▸ WORK INSTRUCTIONS
Can you write out the part of the passage on dividing frames that runs from "That’s all for" to "want to mention.", keeping every character the same?

▸ GIVEN PASSAGE
>> begin

That’s all for actually defining this division notation. But here are a couple other neat things which are a bit more advanced that I also want to mention.
Coordinate changes
You can even divide a frame by another frame, which is a reinterpretation of matrix multiplication. You can take one basis to another by operating componentwise. If \(A = (\b{a}_1, \b{a}_2)\) and \(B = (\b{b}_1, \b{b}_2)\)
\[\begin{aligned} B_A &= \frac{B}{A} A \\ &= \frac{(\b{b}_1, \b{b}_2)}{(\b{a}_1, \b{a}_2)} (\b{a}_1, \b{a}_2) \\ &= ( \frac{\b{b}_1}{(\b{a}_1, \b{a}_2)} (\b{a}_1, \b{a}_2), \frac{\b{b}_2}{(\b{a}_1, \b{a}_2)} (\b{a}_1, \b{a}_2))) \\ &= ( (\b{b}_1)_{A}A, (\b{b}_2)_{A} A) \\ \end{aligned}\]That is, we have written the vectors of \(B\) as much as possible in terms of the vectors of \(A\). This immplements coordinate change from \(B \ra A\), because a vector \(\b{x}\) written in the basis \(B\) is given by \(\b{x} = \vec{x} \cdot B = (x_1, x+2) \cdot (\b{b}_1, \b{b}_2) = x_1 \b{b}_1 + x_2 \b{b}_2\), which in terms of the \(A\) basis is
\[\b{x}_A = \frac{\b{x}}{A} A = \vec{x} \cdot (\frac{B}{A} A) = x_1 (\b{b}_1)_{A}A + x_2 (\b{b}_2)_{A} A\]\(B/A\) is the changeofbasis matrix between the two bases but expressed in a way that makes it actually kinda work like that. I haven’t really figure out how this works if the bases don’t span the same subspaces, and probably the notation could be improved a bit, but it’s still a neat way of thinking about it.
This might be more familiar in multivariable calculus:
If you change coordinate systems from \(X = (\b{x}_1, \b{x}_2, \b{x}_3)\) to \(Y = (\b{y}_1, \b{y}_2, \b{y}_3)(\b{x}_1, \b{x}_2, \b{x}_3)\), the first derivative (unfortunately called the Jaobian) is a matrix that’s better interpreted as the division of two frames, \(dY\) and \(dX\):
\[\frac{dY}{dX} = \frac{\p (\b{y}_1, \b{y}_2, \b{y}_3)}{\p (\b{x}_1, \b{x}_2, \b{x}_3)} = \begin{pmatrix} \frac{\p y_1}{\p x_1} & \frac{\p y_2}{\p x_1} & \ldots \\ \vdots & \vdots & \ddots \end{pmatrix}\]This is the matrix that’s used to change variables inside the integrand of a surface integral: a line element \(a_1 d\b{x}_1 + a_2 d \b{x}_2 + a_3 d \b{x}_3 = \vec{a} \cdot dX\) is just a vector in the \(X\) frame, and it transforms to
\[\vec{x} \cdot dX = \vec{a} \cdot \frac{dX}{dY} dY\]and a volume element \(v_{123} d \b{x}_1 \^ d \b{x}_2 \^ d \b{x}_3 = \vec{v} \cdot dX^{\^3}\) transforms to
\[\vec{v} \cdot dX^{\^3} = \vec{v} \cdot (\frac{dX}{dY})^{\^3} dY^{\^3}\]And this all works if the coordinate systems have different numbers of coordinates. I haven’t figured out all the notations exactly, but this is one of the big reasons I like frame division as a concept: because dealing with differential forms is annoying.

>> end

▸ SOURCE EXCERPT
>> begin

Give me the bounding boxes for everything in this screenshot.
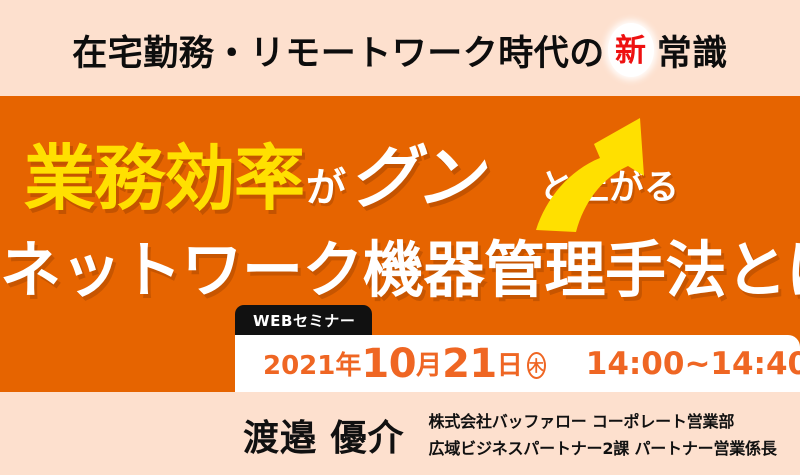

>> end

▸ WRITTEN SOLUTION
That’s all for actually defining this division notation. But here are a couple other neat things which are a bit more advanced that I also want to mention.